### WHAT YOU ARE ASKED TO DO
Transcribe every line exactly and omit anything that is a picture.

[Extracted data entries]
◇ ◇ ◇ ◇ ◇
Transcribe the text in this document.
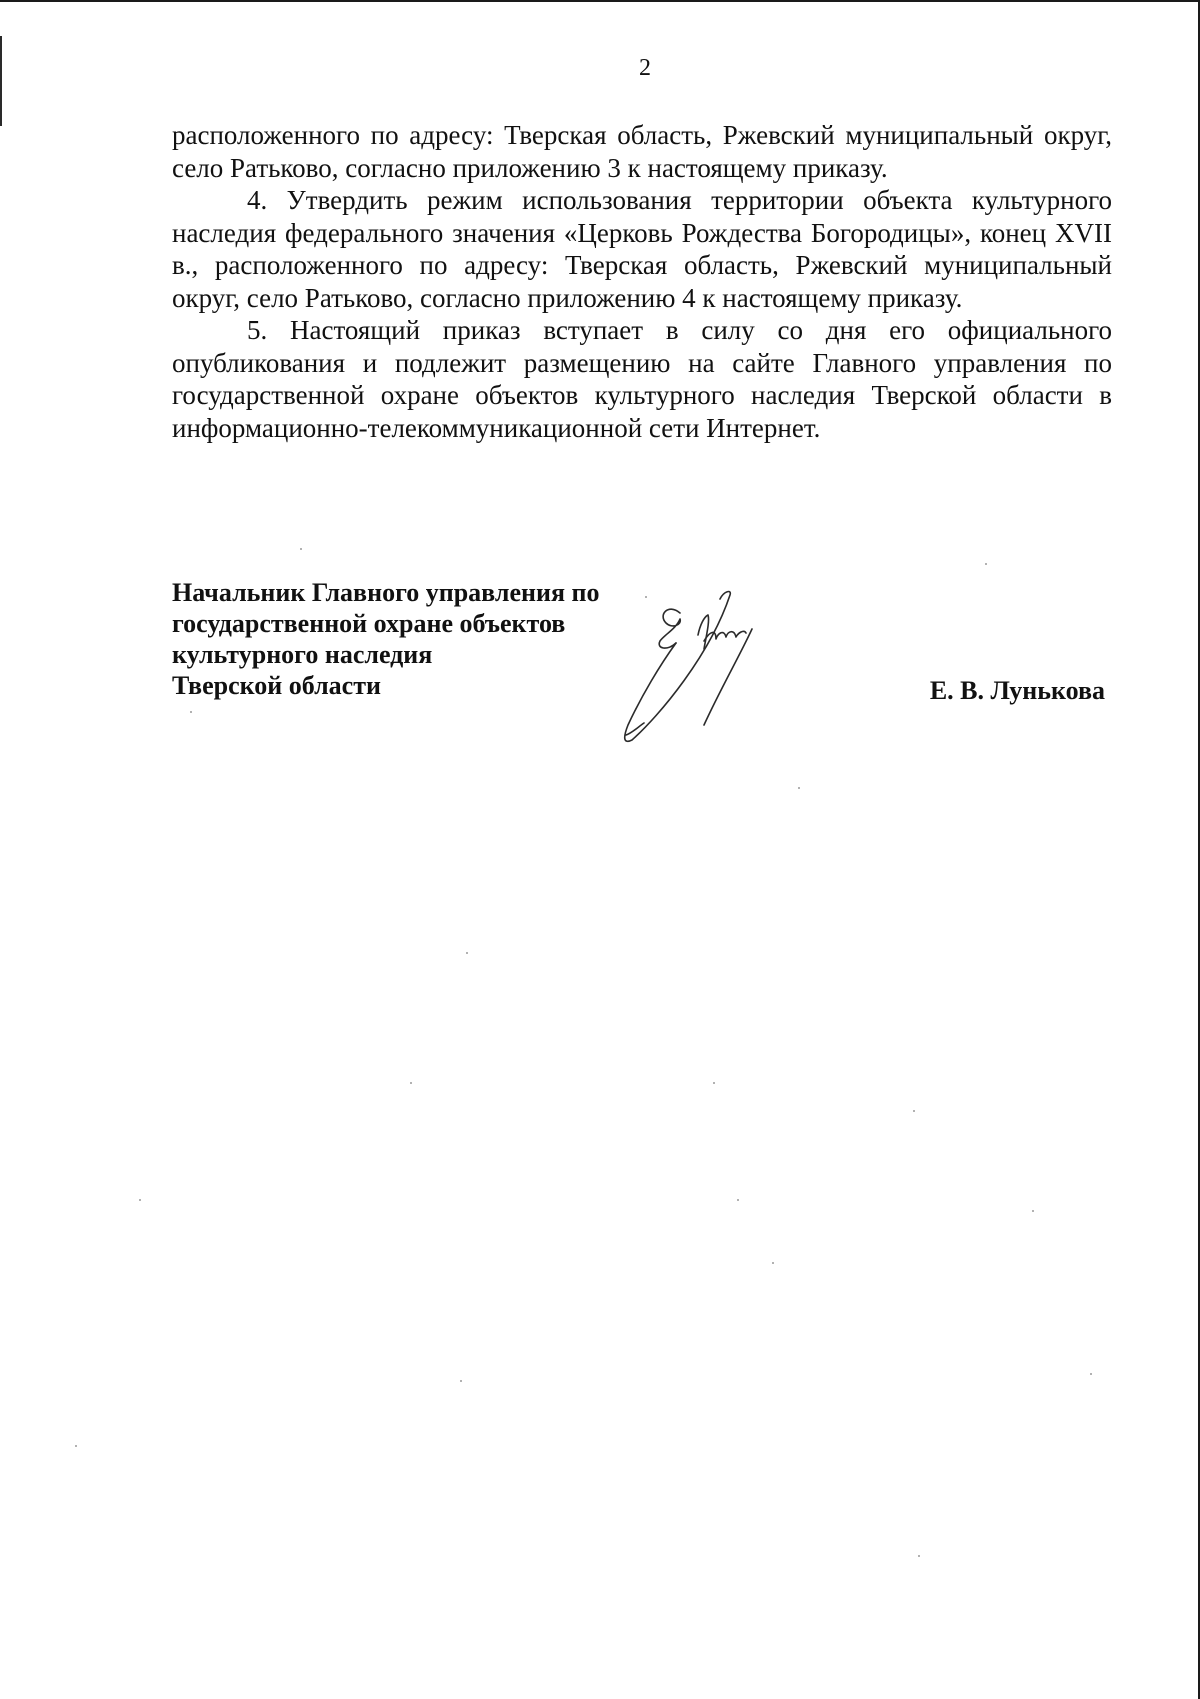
2

расположенного по адресу: Тверская область, Ржевский муниципальный округ, село Ратьково, согласно приложению 3 к настоящему приказу.

4. Утвердить режим использования территории объекта культурного наследия федерального значения «Церковь Рождества Богородицы», конец XVII в., расположенного по адресу: Тверская область, Ржевский муниципальный округ, село Ратьково, согласно приложению 4 к настоящему приказу.

5. Настоящий приказ вступает в силу со дня его официального опубликования и подлежит размещению на сайте Главного управления по государственной охране объектов культурного наследия Тверской области в информационно-телекоммуникационной сети Интернет.

Начальник Главного управления по
государственной охране объектов
культурного наследия
Тверской области	Е. В. Лунькова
◇ ◇ ◇ ◇ ◇
### SOLUTION FOR THIS TASK
Transcribe the text in this document.
2

расположенного по адресу: Тверская область, Ржевский муниципальный округ, село Ратьково, согласно приложению 3 к настоящему приказу.

4. Утвердить режим использования территории объекта культурного наследия федерального значения «Церковь Рождества Богородицы», конец XVII в., расположенного по адресу: Тверская область, Ржевский муниципальный округ, село Ратьково, согласно приложению 4 к настоящему приказу.

5. Настоящий приказ вступает в силу со дня его официального опубликования и подлежит размещению на сайте Главного управления по государственной охране объектов культурного наследия Тверской области в информационно-телекоммуникационной сети Интернет.

Начальник Главного управления по
государственной охране объектов
культурного наследия
Тверской области	Е. В. Лунькова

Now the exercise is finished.